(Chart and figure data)
--- Begin ---

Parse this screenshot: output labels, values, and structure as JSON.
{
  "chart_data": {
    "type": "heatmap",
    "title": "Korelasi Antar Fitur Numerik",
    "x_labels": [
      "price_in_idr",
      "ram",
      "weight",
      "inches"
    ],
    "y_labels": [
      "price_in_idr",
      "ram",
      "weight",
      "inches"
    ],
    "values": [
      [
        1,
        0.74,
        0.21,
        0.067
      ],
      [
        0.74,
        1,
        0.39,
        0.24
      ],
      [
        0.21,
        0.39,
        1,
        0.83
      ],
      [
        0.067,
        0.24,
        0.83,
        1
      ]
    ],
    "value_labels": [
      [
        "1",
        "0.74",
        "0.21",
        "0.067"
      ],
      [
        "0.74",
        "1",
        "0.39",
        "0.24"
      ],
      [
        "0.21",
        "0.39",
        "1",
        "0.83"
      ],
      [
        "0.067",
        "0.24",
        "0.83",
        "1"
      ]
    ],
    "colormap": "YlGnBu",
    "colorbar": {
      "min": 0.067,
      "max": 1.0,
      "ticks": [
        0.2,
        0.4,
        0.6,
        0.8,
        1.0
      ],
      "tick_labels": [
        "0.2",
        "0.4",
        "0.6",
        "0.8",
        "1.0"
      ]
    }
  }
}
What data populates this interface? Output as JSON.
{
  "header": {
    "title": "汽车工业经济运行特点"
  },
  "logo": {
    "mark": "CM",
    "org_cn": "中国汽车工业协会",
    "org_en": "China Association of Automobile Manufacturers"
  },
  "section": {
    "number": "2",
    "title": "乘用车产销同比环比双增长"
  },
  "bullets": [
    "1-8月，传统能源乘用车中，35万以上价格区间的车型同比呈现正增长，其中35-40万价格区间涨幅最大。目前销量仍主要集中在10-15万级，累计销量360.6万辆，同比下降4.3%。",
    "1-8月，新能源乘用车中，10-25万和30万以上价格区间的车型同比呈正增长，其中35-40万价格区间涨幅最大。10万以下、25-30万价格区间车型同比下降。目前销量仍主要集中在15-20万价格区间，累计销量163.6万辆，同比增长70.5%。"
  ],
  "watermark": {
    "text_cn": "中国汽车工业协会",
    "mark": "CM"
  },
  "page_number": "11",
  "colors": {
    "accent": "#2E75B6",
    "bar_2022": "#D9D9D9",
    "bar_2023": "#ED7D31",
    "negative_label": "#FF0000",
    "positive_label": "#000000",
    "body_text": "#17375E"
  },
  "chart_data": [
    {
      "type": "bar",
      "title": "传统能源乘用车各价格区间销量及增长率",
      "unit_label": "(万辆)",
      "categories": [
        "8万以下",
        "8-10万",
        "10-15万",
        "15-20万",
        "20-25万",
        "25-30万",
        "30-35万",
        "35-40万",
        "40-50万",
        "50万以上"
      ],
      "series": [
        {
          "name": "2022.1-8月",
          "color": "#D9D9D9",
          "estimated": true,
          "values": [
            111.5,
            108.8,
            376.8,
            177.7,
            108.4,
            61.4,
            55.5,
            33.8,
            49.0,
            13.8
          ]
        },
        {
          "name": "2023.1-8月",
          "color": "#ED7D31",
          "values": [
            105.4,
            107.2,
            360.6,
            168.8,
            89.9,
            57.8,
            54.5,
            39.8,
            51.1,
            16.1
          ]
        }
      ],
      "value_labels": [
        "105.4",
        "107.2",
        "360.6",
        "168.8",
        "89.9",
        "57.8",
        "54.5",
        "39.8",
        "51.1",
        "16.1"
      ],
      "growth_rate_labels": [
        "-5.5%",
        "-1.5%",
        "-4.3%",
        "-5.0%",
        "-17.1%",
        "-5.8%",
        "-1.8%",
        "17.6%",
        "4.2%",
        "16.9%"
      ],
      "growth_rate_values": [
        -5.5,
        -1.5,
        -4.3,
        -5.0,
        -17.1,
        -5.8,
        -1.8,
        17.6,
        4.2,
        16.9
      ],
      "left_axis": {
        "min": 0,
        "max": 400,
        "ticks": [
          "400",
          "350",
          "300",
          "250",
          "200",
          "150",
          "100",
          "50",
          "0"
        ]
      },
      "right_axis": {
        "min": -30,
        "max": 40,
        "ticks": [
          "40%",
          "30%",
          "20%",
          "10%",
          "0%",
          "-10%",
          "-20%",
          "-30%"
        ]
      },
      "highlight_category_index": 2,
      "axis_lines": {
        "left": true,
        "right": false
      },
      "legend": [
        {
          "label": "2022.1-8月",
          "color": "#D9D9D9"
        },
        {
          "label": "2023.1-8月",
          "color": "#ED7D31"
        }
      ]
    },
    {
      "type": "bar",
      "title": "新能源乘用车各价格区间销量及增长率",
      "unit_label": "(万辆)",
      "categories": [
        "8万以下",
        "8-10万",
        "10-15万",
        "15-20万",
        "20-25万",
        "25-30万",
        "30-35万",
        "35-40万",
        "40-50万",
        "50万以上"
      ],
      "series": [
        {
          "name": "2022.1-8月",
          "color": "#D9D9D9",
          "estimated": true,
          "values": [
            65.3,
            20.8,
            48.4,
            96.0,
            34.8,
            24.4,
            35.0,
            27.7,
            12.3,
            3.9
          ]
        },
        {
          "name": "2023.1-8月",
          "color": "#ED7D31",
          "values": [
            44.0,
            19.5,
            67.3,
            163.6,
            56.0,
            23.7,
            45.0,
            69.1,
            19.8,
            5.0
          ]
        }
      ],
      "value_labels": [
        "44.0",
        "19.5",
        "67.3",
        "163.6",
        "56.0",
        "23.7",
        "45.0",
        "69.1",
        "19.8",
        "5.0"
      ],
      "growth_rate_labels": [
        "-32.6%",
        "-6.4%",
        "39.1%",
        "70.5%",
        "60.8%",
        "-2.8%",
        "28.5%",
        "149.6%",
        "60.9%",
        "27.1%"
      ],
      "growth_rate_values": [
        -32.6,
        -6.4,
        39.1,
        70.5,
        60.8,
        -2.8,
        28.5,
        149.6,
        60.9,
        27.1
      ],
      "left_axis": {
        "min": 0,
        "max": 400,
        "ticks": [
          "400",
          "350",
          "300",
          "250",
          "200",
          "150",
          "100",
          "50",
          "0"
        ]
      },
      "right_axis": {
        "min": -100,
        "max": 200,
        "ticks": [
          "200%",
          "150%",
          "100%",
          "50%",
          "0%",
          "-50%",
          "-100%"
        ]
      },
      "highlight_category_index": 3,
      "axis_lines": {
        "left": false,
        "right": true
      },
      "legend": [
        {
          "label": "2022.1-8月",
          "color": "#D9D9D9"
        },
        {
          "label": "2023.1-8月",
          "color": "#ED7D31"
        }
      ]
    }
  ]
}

--- End ---

#### [EXERCISE DETAILS]
Check every line of the data, and copy the ones that contain "JSON".

#### [ANSWER BELOW]
Parse this screenshot: output labels, values, and structure as JSON.
What data populates this interface? Output as JSON.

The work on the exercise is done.